Task brief
Copy out every line in the entries below that includes "theme".

Material shown
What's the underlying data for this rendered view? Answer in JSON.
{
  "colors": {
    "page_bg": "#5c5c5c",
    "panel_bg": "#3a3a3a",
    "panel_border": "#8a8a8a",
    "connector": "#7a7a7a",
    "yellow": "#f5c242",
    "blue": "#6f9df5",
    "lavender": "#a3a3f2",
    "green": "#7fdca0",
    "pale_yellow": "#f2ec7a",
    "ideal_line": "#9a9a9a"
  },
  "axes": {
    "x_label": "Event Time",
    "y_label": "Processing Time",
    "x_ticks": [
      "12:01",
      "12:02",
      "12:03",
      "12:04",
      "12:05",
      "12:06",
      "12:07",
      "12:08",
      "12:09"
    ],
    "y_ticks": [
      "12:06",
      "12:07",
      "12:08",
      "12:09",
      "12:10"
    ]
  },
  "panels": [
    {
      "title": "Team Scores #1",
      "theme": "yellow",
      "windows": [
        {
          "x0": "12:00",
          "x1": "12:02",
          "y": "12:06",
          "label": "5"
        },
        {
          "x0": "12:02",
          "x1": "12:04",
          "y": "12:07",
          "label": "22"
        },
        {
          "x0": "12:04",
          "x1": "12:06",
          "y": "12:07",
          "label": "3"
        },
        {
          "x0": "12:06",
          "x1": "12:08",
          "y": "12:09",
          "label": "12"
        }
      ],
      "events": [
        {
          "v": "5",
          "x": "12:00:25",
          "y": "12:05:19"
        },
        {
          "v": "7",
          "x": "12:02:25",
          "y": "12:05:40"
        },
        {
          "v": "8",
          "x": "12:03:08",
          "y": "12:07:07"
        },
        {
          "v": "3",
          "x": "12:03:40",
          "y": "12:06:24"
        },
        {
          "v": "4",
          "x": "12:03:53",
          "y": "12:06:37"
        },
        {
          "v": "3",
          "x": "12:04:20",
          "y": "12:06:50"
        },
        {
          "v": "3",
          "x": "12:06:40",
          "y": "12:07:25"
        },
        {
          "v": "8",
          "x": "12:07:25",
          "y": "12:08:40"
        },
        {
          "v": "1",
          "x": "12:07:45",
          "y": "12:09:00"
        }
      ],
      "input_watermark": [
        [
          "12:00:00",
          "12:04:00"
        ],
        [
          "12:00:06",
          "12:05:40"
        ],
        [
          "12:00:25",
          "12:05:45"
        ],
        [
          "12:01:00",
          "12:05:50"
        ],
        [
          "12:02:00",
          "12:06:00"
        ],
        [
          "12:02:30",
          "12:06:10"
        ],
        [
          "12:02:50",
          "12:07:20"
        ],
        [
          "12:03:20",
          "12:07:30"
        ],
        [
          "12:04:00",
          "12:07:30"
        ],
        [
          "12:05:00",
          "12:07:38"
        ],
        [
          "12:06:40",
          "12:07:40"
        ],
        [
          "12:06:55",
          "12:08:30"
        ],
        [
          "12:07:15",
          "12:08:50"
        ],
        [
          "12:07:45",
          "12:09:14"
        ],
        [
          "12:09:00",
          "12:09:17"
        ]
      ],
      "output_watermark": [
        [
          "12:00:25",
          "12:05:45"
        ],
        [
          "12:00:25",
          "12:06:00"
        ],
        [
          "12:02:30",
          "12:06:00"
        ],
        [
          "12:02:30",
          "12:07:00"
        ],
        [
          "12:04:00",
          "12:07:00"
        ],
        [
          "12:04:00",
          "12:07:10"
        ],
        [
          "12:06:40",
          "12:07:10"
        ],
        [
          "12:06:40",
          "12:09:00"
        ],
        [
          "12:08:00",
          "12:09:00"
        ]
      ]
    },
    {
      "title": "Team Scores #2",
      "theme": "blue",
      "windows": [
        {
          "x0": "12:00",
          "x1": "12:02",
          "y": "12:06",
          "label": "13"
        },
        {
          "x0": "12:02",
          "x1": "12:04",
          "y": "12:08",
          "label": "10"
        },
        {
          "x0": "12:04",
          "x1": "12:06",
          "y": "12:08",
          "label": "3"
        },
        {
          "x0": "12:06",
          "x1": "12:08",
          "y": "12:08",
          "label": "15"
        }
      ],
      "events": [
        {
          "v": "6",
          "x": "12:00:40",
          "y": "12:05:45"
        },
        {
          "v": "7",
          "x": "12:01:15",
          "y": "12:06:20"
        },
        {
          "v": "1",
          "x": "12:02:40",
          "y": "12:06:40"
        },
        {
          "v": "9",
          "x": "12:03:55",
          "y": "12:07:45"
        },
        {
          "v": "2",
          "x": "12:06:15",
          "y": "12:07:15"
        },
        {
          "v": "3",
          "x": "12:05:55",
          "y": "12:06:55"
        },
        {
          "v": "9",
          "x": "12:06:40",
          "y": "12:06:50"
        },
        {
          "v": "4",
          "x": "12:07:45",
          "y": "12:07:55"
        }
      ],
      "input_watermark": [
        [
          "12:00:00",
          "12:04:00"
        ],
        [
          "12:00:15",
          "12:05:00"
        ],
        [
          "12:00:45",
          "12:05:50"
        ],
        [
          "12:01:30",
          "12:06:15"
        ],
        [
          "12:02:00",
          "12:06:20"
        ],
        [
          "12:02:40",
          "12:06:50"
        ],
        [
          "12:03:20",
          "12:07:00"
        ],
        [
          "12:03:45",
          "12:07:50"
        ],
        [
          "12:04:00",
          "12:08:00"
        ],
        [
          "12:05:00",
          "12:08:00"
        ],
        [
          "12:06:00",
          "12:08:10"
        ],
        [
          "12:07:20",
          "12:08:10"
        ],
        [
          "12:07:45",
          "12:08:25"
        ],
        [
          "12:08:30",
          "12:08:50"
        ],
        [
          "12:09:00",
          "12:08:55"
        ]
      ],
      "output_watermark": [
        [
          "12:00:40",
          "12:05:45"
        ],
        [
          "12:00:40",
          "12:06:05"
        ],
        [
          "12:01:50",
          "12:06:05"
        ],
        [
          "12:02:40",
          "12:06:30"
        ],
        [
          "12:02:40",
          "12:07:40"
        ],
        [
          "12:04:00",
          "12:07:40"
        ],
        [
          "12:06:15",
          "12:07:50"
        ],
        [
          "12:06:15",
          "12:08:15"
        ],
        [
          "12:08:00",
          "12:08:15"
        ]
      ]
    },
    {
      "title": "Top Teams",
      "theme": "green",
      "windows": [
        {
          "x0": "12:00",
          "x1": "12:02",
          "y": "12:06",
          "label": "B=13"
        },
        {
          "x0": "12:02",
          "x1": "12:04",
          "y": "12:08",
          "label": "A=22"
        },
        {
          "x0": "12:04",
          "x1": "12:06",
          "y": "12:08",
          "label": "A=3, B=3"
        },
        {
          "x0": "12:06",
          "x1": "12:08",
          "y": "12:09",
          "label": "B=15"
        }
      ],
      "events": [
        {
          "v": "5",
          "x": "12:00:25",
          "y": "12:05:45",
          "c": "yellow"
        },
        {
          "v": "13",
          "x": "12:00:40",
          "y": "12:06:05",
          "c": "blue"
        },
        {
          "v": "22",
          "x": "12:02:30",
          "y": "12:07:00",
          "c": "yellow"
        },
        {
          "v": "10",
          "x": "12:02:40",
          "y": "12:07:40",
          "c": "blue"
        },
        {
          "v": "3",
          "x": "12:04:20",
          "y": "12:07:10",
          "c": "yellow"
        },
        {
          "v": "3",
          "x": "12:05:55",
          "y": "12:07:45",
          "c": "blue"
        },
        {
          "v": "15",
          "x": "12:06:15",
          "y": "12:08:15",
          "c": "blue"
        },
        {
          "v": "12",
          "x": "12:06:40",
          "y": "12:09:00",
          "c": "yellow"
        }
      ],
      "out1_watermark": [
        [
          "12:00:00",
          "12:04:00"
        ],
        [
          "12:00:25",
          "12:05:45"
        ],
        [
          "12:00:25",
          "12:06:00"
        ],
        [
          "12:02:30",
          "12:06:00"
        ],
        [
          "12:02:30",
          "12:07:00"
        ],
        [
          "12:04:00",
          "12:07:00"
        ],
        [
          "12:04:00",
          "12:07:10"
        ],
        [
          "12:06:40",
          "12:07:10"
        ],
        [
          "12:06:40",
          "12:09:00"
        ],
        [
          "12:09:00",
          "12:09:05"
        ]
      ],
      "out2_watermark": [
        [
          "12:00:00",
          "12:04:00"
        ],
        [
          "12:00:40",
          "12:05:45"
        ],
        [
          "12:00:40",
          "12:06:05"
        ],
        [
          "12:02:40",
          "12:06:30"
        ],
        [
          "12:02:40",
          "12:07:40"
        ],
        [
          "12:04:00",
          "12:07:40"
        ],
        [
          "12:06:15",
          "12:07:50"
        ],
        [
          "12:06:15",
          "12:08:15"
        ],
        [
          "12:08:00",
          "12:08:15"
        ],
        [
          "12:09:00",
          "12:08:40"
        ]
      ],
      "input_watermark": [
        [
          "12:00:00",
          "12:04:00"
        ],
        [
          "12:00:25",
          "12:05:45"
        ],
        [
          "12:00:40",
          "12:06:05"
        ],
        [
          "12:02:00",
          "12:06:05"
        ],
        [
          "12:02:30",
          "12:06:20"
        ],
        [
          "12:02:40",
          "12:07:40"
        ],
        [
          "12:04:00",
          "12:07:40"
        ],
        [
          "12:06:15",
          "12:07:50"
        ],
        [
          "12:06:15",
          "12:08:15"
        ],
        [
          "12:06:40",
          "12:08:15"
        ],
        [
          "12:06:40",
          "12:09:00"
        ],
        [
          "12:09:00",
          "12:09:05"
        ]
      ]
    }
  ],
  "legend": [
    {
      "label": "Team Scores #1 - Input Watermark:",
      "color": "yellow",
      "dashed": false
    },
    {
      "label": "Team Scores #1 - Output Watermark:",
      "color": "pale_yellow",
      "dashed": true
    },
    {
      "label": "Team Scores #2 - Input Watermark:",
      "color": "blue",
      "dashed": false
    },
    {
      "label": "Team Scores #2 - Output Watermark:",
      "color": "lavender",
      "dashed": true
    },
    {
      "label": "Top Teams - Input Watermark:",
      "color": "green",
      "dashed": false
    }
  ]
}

Finished task
      "theme": "yellow",
      "theme": "blue",
      "theme": "green",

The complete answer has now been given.